• [INPUT RECORDS]
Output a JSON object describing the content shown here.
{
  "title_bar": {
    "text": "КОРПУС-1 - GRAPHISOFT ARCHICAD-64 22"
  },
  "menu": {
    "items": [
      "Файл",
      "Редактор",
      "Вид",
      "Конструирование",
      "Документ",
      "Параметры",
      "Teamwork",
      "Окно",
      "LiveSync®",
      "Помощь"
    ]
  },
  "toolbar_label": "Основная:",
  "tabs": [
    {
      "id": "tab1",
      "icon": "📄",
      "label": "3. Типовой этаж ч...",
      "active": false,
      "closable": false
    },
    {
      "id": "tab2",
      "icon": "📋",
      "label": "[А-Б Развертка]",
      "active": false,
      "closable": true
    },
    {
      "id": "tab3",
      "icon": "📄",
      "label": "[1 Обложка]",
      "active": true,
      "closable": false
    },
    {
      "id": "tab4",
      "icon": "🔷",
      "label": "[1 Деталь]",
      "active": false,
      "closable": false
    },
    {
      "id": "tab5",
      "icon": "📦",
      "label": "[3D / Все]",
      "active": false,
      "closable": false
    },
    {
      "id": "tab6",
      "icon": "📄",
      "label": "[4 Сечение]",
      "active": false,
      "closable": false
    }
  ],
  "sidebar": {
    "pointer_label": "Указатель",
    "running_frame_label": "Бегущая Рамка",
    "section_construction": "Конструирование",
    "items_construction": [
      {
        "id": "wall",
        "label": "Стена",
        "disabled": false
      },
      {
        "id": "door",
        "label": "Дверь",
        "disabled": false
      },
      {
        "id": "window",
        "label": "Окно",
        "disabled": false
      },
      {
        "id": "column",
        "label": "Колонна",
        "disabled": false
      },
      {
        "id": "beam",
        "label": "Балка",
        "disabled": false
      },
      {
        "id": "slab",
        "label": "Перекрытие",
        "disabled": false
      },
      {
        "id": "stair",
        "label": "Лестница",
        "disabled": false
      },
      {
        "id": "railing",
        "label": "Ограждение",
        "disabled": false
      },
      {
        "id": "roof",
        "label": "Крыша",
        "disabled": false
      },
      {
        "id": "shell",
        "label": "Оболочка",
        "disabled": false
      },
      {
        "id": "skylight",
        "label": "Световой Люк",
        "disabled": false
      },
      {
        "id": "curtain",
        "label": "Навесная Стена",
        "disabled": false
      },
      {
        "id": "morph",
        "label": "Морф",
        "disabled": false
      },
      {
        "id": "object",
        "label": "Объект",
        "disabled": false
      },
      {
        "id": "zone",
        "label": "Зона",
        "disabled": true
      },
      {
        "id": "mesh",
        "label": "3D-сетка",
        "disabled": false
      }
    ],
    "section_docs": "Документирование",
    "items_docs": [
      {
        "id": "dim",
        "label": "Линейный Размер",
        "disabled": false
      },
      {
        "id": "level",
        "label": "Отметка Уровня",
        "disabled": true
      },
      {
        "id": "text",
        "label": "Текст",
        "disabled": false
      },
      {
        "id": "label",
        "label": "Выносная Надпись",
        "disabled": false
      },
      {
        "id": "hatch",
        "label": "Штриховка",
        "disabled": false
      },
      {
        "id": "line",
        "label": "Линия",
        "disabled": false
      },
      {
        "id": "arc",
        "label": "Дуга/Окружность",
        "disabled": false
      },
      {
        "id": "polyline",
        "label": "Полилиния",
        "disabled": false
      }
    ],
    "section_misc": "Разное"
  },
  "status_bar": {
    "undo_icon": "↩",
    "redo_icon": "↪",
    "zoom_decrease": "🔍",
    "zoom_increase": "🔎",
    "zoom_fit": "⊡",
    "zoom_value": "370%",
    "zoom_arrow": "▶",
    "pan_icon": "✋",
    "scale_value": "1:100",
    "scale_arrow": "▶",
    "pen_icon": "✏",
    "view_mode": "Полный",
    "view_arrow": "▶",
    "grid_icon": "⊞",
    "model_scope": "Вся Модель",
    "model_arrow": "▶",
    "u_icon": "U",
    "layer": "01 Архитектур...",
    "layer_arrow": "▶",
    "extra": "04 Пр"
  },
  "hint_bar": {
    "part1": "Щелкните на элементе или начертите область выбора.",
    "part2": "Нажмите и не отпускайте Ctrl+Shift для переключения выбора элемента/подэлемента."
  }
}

• [YOUR OBJECTIVE] List the lines of the material in which the word "true" occurs.

• [FINISHED ANSWER]
      "closable": true
      "active": true,
        "disabled": true
        "disabled": true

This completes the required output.